Work to be completed » Report only the number of lines in this material that include the string "起重机允许输出的最大功率".

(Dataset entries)
_ _ _ _ _

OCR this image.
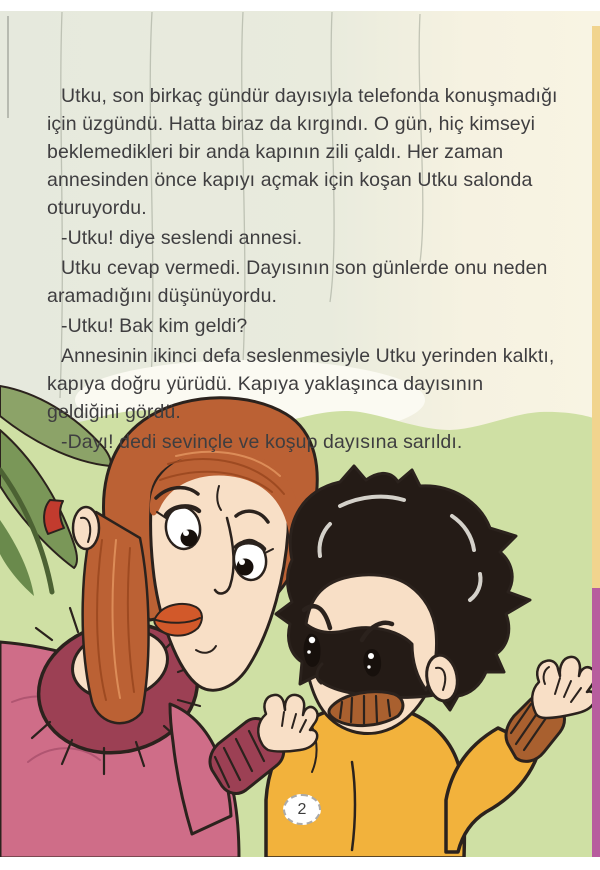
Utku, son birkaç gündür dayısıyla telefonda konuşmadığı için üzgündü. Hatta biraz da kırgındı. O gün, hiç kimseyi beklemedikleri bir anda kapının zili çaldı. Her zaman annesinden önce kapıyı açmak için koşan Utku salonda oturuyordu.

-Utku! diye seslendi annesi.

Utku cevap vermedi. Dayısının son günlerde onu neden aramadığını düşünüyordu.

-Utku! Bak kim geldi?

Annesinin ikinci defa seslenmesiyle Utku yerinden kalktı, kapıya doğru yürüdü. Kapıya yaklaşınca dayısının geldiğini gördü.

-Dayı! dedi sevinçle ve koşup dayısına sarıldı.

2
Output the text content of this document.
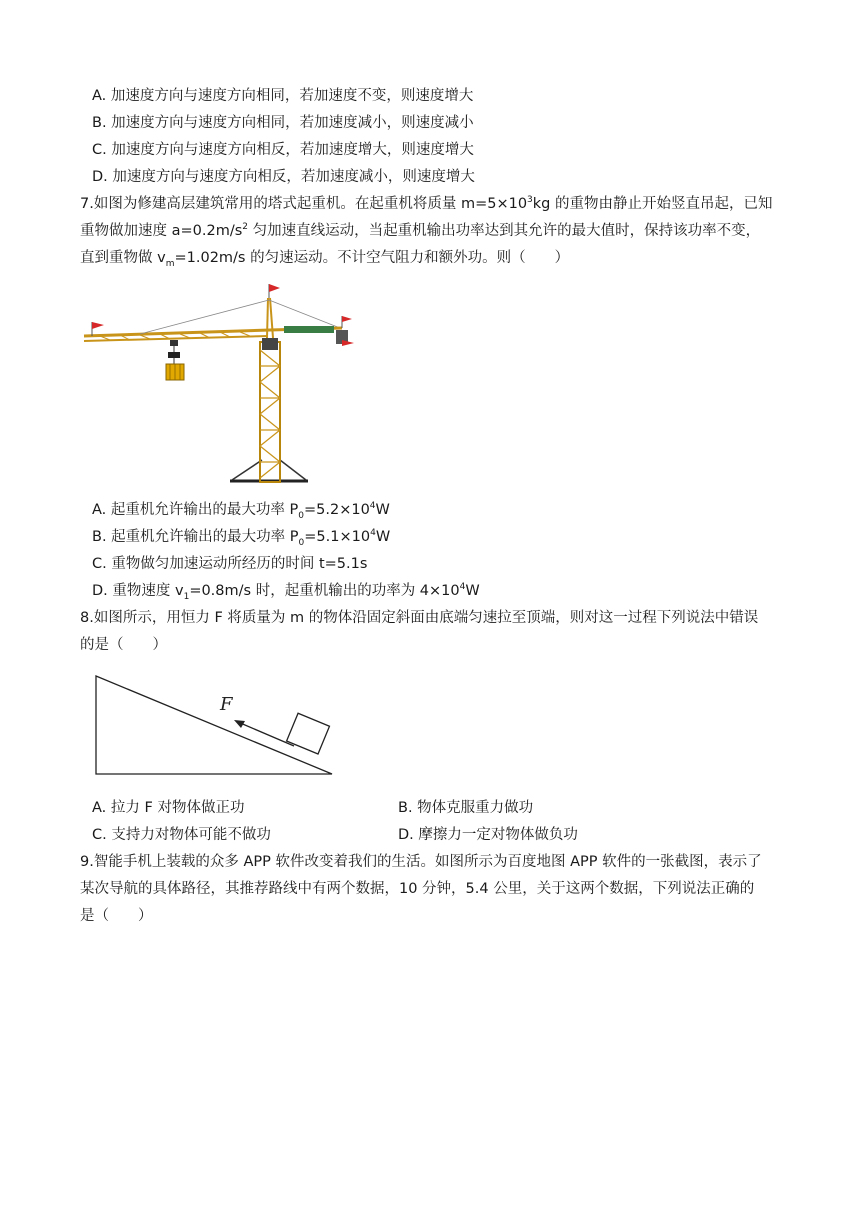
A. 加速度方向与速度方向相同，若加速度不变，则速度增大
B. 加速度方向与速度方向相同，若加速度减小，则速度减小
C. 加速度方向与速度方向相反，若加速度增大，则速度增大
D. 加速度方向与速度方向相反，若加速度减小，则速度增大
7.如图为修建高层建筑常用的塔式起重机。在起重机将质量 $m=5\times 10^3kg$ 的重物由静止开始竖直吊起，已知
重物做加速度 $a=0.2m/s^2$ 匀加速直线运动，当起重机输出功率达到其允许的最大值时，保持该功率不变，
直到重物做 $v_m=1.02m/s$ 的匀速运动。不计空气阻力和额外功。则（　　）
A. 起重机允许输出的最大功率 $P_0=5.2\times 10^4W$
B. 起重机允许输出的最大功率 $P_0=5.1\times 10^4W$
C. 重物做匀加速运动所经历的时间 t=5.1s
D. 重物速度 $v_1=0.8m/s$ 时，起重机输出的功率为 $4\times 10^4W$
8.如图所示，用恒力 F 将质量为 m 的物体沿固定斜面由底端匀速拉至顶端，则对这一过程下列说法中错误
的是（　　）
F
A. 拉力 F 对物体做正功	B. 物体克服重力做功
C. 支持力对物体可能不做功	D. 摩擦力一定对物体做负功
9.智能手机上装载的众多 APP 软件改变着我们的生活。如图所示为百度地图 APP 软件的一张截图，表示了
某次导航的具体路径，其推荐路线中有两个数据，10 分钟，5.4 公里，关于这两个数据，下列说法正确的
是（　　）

_ _ _ _ _

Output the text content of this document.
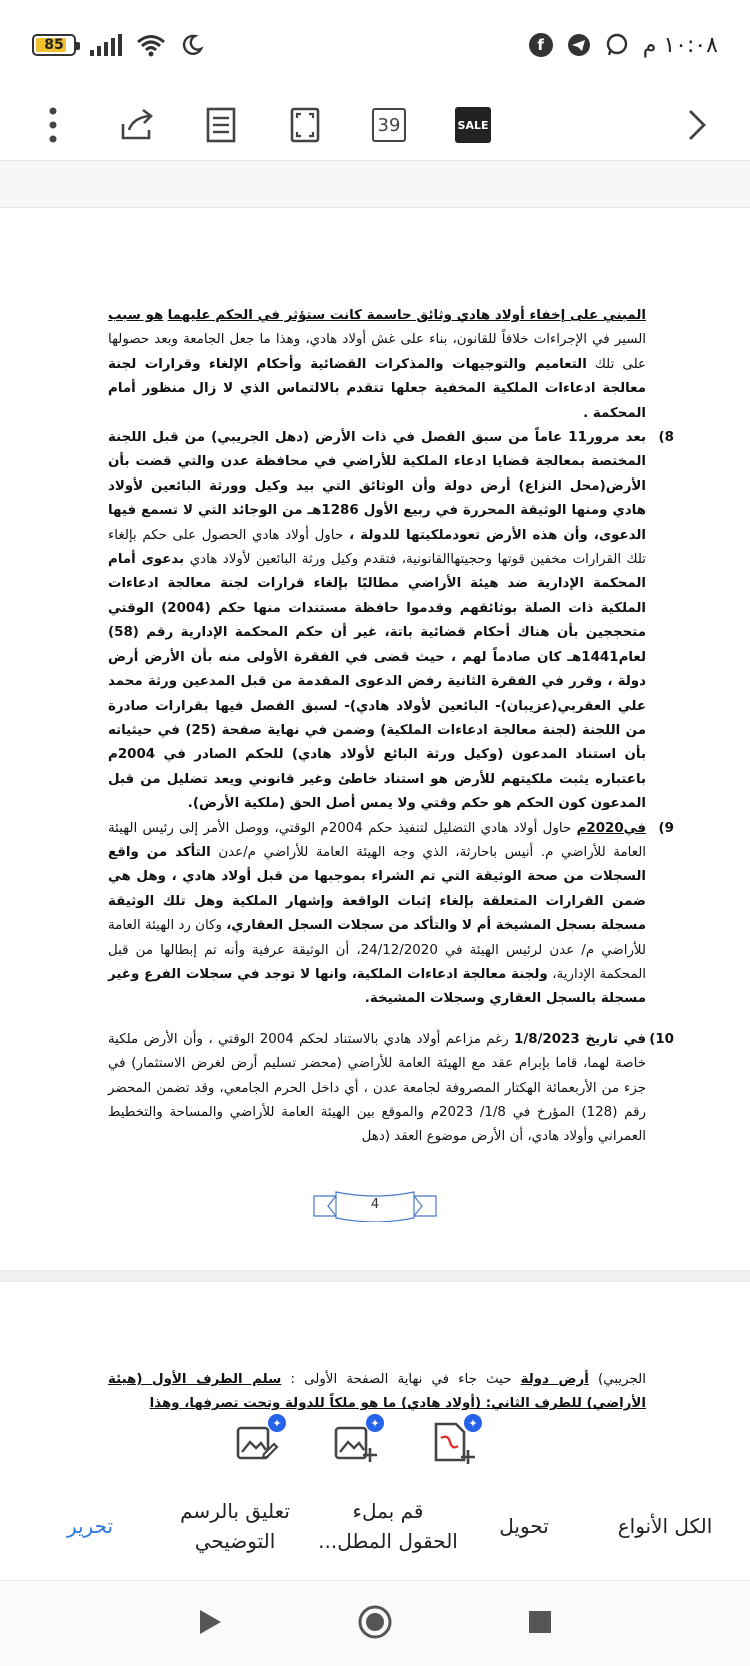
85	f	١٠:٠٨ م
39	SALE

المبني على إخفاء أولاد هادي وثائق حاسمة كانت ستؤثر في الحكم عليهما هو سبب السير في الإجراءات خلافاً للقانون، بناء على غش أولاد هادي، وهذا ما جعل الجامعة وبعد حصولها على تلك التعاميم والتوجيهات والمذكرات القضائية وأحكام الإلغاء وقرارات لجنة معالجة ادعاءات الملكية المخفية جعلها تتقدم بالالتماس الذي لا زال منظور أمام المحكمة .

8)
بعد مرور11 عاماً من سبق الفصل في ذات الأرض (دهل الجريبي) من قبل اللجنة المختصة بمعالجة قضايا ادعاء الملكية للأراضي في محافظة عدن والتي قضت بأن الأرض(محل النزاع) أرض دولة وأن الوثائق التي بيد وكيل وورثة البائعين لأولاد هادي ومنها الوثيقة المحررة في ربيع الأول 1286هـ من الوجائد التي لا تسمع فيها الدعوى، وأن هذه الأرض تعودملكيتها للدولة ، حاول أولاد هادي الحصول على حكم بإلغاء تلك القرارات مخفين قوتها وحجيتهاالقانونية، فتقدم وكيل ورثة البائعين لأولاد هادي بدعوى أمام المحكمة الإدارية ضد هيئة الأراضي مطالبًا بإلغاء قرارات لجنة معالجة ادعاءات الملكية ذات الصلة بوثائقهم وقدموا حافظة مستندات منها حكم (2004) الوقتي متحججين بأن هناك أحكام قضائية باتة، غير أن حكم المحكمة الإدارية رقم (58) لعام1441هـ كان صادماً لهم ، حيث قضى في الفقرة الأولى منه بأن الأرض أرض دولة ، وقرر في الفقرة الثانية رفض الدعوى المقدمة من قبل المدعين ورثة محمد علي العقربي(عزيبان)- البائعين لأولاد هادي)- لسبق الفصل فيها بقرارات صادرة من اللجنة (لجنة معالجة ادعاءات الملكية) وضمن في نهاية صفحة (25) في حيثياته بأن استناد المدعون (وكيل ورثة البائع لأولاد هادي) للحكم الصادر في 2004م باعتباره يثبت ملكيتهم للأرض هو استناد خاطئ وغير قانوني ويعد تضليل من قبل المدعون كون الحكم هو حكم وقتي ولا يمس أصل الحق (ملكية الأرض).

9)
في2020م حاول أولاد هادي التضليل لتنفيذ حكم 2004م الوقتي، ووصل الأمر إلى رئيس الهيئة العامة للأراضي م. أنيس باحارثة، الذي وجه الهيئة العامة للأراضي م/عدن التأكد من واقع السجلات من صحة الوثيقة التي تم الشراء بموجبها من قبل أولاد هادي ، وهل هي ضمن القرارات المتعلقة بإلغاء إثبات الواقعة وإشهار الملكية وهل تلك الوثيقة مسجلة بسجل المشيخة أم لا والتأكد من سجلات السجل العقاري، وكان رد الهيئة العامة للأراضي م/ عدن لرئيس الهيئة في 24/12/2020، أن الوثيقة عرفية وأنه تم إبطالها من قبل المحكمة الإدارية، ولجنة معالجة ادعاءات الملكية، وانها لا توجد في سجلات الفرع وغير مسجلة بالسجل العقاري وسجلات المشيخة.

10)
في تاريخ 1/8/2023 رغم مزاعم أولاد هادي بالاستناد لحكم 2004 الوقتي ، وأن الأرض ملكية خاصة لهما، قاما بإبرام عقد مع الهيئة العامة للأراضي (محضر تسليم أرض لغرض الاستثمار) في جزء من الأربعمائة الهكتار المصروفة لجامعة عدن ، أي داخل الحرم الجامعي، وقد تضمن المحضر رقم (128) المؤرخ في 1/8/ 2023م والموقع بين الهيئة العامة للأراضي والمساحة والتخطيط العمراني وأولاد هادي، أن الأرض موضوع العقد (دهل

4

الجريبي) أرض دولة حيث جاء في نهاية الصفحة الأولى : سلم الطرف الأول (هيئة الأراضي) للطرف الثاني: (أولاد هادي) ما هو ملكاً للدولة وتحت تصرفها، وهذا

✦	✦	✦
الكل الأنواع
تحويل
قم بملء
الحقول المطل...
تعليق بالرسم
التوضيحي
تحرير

_ _ _ _ _

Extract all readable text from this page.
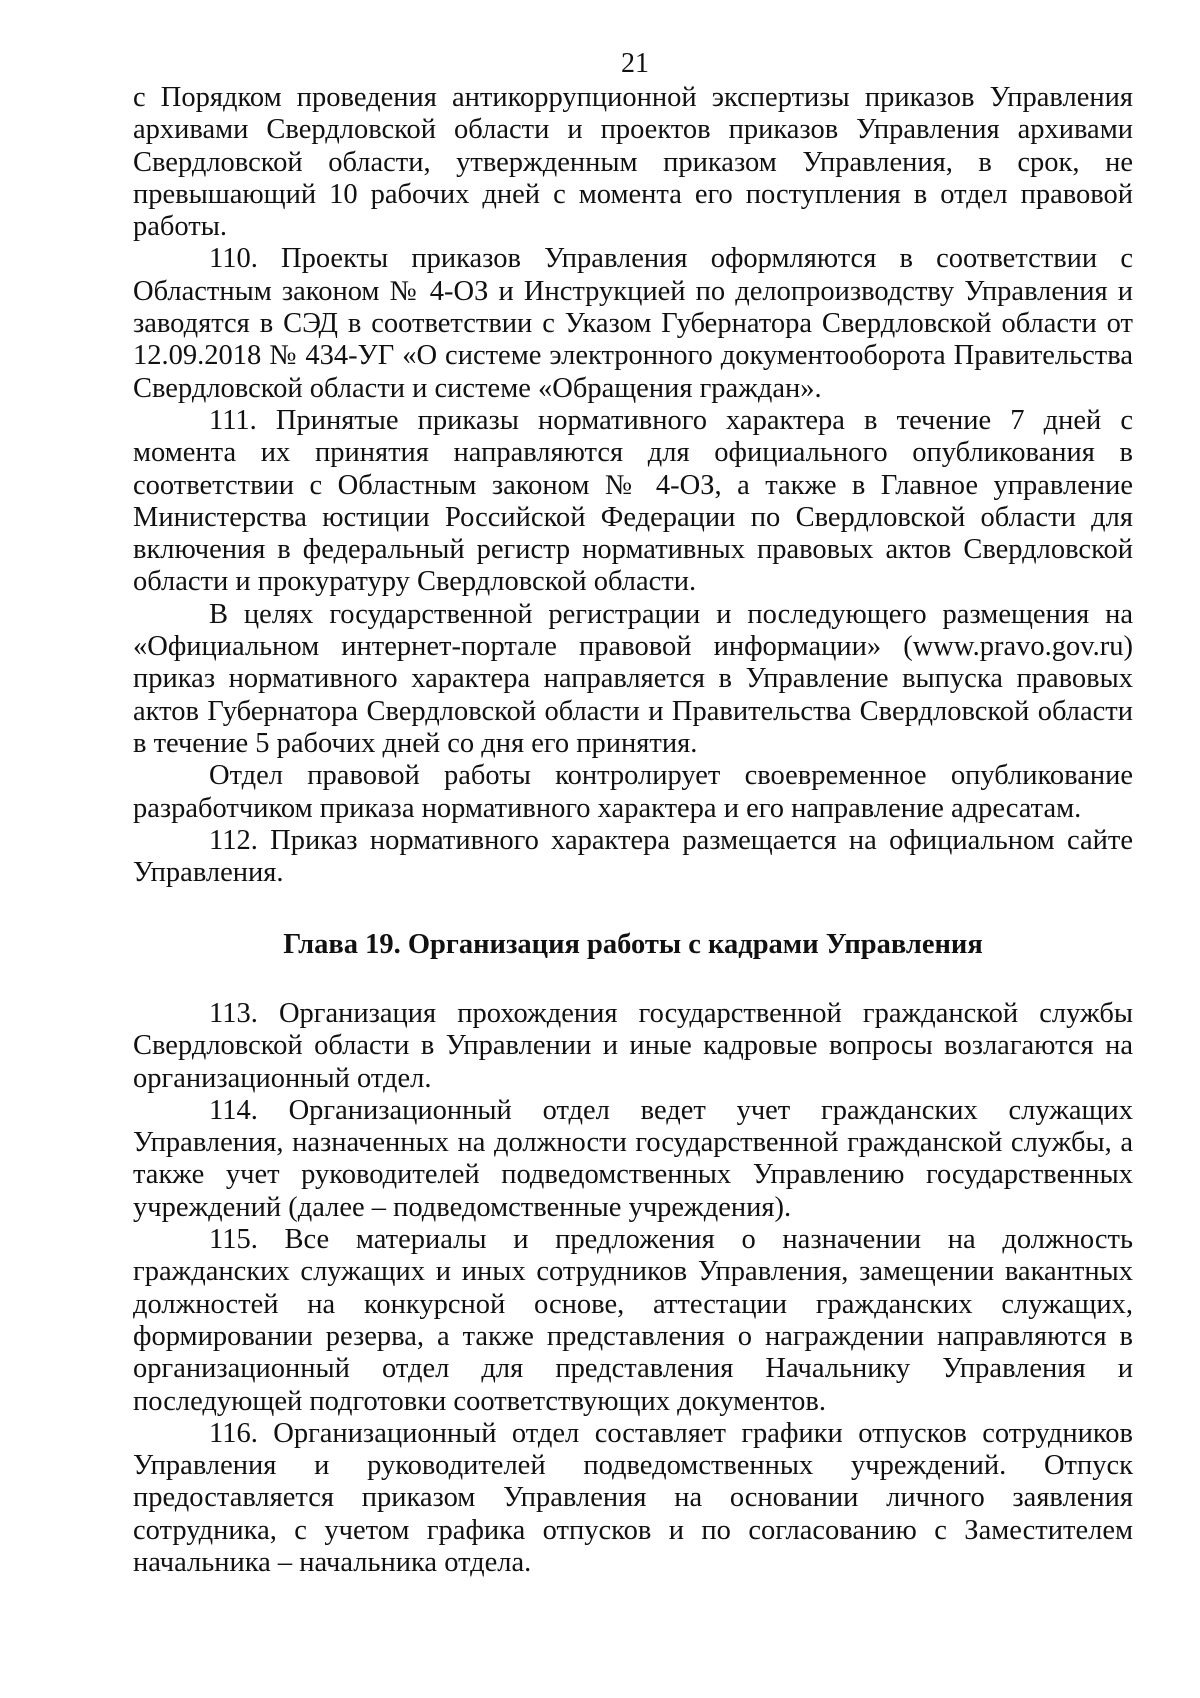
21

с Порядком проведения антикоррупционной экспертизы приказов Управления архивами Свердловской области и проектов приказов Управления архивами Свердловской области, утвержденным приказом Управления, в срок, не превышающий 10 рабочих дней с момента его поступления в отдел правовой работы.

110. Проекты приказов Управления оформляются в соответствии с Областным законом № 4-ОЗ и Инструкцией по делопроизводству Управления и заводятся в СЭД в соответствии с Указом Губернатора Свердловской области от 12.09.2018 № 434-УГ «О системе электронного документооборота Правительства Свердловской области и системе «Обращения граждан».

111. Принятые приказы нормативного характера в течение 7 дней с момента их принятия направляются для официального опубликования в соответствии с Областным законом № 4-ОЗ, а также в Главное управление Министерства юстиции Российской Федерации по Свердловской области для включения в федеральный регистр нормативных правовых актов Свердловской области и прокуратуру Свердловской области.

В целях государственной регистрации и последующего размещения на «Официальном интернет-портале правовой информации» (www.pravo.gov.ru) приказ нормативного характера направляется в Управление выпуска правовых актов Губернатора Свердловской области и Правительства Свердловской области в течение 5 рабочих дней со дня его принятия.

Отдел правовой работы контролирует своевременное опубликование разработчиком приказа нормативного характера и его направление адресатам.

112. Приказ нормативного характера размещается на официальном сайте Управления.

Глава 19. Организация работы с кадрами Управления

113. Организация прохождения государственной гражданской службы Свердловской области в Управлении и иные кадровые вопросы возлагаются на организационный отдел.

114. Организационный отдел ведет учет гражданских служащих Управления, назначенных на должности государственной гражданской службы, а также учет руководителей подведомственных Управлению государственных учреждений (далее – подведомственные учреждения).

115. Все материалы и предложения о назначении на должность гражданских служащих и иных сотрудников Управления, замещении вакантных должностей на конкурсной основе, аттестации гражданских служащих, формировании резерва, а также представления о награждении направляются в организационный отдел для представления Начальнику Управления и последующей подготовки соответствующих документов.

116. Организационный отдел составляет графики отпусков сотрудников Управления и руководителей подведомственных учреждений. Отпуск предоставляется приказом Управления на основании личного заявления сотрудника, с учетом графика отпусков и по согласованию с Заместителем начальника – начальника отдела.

_ _ _ _ _

Written answer » 2